Request
Take the material and output all of it exactly.
— start of Stored rows —
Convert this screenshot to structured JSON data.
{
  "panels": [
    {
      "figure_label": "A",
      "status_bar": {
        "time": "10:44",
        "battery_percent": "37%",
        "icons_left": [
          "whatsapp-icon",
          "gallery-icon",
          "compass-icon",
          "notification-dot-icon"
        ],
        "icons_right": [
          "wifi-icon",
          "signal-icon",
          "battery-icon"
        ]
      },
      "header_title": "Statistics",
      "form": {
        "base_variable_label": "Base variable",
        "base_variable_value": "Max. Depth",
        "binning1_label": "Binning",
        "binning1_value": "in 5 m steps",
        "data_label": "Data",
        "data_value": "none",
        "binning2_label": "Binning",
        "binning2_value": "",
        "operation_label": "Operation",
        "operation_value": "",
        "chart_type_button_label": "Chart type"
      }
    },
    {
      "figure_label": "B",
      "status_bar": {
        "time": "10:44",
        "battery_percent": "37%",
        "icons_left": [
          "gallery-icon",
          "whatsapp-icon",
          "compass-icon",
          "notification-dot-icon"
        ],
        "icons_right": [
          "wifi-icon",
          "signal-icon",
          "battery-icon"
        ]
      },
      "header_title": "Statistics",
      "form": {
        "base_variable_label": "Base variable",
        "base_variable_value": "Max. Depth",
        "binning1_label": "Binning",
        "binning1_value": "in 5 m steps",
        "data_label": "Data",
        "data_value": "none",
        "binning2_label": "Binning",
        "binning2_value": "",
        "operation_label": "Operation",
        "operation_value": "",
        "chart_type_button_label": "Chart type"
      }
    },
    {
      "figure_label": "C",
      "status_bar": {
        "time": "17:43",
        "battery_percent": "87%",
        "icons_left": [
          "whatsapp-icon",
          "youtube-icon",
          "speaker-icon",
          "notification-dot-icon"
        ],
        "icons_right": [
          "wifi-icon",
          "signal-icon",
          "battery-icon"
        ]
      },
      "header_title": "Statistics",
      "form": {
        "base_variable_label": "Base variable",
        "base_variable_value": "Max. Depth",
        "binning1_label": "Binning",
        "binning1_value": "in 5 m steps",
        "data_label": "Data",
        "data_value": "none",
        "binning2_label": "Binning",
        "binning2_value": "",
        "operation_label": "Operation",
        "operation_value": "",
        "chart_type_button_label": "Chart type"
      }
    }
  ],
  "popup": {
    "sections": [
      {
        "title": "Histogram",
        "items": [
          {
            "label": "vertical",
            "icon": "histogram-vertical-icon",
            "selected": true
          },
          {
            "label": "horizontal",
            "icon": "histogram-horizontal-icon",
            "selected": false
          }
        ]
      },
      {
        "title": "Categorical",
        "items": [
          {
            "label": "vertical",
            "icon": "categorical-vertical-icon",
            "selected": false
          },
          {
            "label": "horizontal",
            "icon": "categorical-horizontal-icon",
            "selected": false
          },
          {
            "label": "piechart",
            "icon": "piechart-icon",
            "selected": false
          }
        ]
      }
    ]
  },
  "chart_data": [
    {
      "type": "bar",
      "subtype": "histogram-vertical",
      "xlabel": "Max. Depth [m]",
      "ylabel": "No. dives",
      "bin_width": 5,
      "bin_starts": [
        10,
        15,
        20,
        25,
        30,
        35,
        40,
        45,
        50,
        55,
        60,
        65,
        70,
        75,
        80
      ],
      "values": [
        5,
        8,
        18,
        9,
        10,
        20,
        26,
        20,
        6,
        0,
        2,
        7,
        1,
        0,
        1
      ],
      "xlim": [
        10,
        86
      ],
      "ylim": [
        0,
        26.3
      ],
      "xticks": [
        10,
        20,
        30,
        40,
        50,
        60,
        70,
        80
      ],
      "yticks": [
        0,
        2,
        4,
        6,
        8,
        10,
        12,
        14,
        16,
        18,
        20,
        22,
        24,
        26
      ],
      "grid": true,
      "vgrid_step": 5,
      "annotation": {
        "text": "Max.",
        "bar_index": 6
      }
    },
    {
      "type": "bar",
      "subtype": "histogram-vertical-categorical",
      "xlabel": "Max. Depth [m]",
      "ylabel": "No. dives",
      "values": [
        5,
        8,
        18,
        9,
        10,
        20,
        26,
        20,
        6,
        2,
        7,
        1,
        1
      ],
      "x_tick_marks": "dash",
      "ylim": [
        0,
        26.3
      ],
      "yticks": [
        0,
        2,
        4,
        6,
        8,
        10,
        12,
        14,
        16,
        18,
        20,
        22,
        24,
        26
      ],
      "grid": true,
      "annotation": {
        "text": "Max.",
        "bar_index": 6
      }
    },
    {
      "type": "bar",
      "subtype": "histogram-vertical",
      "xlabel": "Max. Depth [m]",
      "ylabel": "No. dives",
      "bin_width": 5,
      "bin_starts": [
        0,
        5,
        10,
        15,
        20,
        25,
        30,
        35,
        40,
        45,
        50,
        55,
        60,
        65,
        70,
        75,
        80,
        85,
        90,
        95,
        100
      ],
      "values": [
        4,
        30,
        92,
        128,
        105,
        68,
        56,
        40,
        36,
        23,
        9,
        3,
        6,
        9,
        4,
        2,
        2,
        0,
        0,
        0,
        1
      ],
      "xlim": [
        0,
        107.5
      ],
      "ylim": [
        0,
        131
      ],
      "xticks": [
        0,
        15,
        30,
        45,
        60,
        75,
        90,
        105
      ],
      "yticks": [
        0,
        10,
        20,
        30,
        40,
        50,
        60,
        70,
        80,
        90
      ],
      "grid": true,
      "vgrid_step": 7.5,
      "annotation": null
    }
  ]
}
— end of Stored rows —
Problem solution
Convert this screenshot to structured JSON data.
{
  "panels": [
    {
      "figure_label": "A",
      "status_bar": {
        "time": "10:44",
        "battery_percent": "37%",
        "icons_left": [
          "whatsapp-icon",
          "gallery-icon",
          "compass-icon",
          "notification-dot-icon"
        ],
        "icons_right": [
          "wifi-icon",
          "signal-icon",
          "battery-icon"
        ]
      },
      "header_title": "Statistics",
      "form": {
        "base_variable_label": "Base variable",
        "base_variable_value": "Max. Depth",
        "binning1_label": "Binning",
        "binning1_value": "in 5 m steps",
        "data_label": "Data",
        "data_value": "none",
        "binning2_label": "Binning",
        "binning2_value": "",
        "operation_label": "Operation",
        "operation_value": "",
        "chart_type_button_label": "Chart type"
      }
    },
    {
      "figure_label": "B",
      "status_bar": {
        "time": "10:44",
        "battery_percent": "37%",
        "icons_left": [
          "gallery-icon",
          "whatsapp-icon",
          "compass-icon",
          "notification-dot-icon"
        ],
        "icons_right": [
          "wifi-icon",
          "signal-icon",
          "battery-icon"
        ]
      },
      "header_title": "Statistics",
      "form": {
        "base_variable_label": "Base variable",
        "base_variable_value": "Max. Depth",
        "binning1_label": "Binning",
        "binning1_value": "in 5 m steps",
        "data_label": "Data",
        "data_value": "none",
        "binning2_label": "Binning",
        "binning2_value": "",
        "operation_label": "Operation",
        "operation_value": "",
        "chart_type_button_label": "Chart type"
      }
    },
    {
      "figure_label": "C",
      "status_bar": {
        "time": "17:43",
        "battery_percent": "87%",
        "icons_left": [
          "whatsapp-icon",
          "youtube-icon",
          "speaker-icon",
          "notification-dot-icon"
        ],
        "icons_right": [
          "wifi-icon",
          "signal-icon",
          "battery-icon"
        ]
      },
      "header_title": "Statistics",
      "form": {
        "base_variable_label": "Base variable",
        "base_variable_value": "Max. Depth",
        "binning1_label": "Binning",
        "binning1_value": "in 5 m steps",
        "data_label": "Data",
        "data_value": "none",
        "binning2_label": "Binning",
        "binning2_value": "",
        "operation_label": "Operation",
        "operation_value": "",
        "chart_type_button_label": "Chart type"
      }
    }
  ],
  "popup": {
    "sections": [
      {
        "title": "Histogram",
        "items": [
          {
            "label": "vertical",
            "icon": "histogram-vertical-icon",
            "selected": true
          },
          {
            "label": "horizontal",
            "icon": "histogram-horizontal-icon",
            "selected": false
          }
        ]
      },
      {
        "title": "Categorical",
        "items": [
          {
            "label": "vertical",
            "icon": "categorical-vertical-icon",
            "selected": false
          },
          {
            "label": "horizontal",
            "icon": "categorical-horizontal-icon",
            "selected": false
          },
          {
            "label": "piechart",
            "icon": "piechart-icon",
            "selected": false
          }
        ]
      }
    ]
  },
  "chart_data": [
    {
      "type": "bar",
      "subtype": "histogram-vertical",
      "xlabel": "Max. Depth [m]",
      "ylabel": "No. dives",
      "bin_width": 5,
      "bin_starts": [
        10,
        15,
        20,
        25,
        30,
        35,
        40,
        45,
        50,
        55,
        60,
        65,
        70,
        75,
        80
      ],
      "values": [
        5,
        8,
        18,
        9,
        10,
        20,
        26,
        20,
        6,
        0,
        2,
        7,
        1,
        0,
        1
      ],
      "xlim": [
        10,
        86
      ],
      "ylim": [
        0,
        26.3
      ],
      "xticks": [
        10,
        20,
        30,
        40,
        50,
        60,
        70,
        80
      ],
      "yticks": [
        0,
        2,
        4,
        6,
        8,
        10,
        12,
        14,
        16,
        18,
        20,
        22,
        24,
        26
      ],
      "grid": true,
      "vgrid_step": 5,
      "annotation": {
        "text": "Max.",
        "bar_index": 6
      }
    },
    {
      "type": "bar",
      "subtype": "histogram-vertical-categorical",
      "xlabel": "Max. Depth [m]",
      "ylabel": "No. dives",
      "values": [
        5,
        8,
        18,
        9,
        10,
        20,
        26,
        20,
        6,
        2,
        7,
        1,
        1
      ],
      "x_tick_marks": "dash",
      "ylim": [
        0,
        26.3
      ],
      "yticks": [
        0,
        2,
        4,
        6,
        8,
        10,
        12,
        14,
        16,
        18,
        20,
        22,
        24,
        26
      ],
      "grid": true,
      "annotation": {
        "text": "Max.",
        "bar_index": 6
      }
    },
    {
      "type": "bar",
      "subtype": "histogram-vertical",
      "xlabel": "Max. Depth [m]",
      "ylabel": "No. dives",
      "bin_width": 5,
      "bin_starts": [
        0,
        5,
        10,
        15,
        20,
        25,
        30,
        35,
        40,
        45,
        50,
        55,
        60,
        65,
        70,
        75,
        80,
        85,
        90,
        95,
        100
      ],
      "values": [
        4,
        30,
        92,
        128,
        105,
        68,
        56,
        40,
        36,
        23,
        9,
        3,
        6,
        9,
        4,
        2,
        2,
        0,
        0,
        0,
        1
      ],
      "xlim": [
        0,
        107.5
      ],
      "ylim": [
        0,
        131
      ],
      "xticks": [
        0,
        15,
        30,
        45,
        60,
        75,
        90,
        105
      ],
      "yticks": [
        0,
        10,
        20,
        30,
        40,
        50,
        60,
        70,
        80,
        90
      ],
      "grid": true,
      "vgrid_step": 7.5,
      "annotation": null
    }
  ]
}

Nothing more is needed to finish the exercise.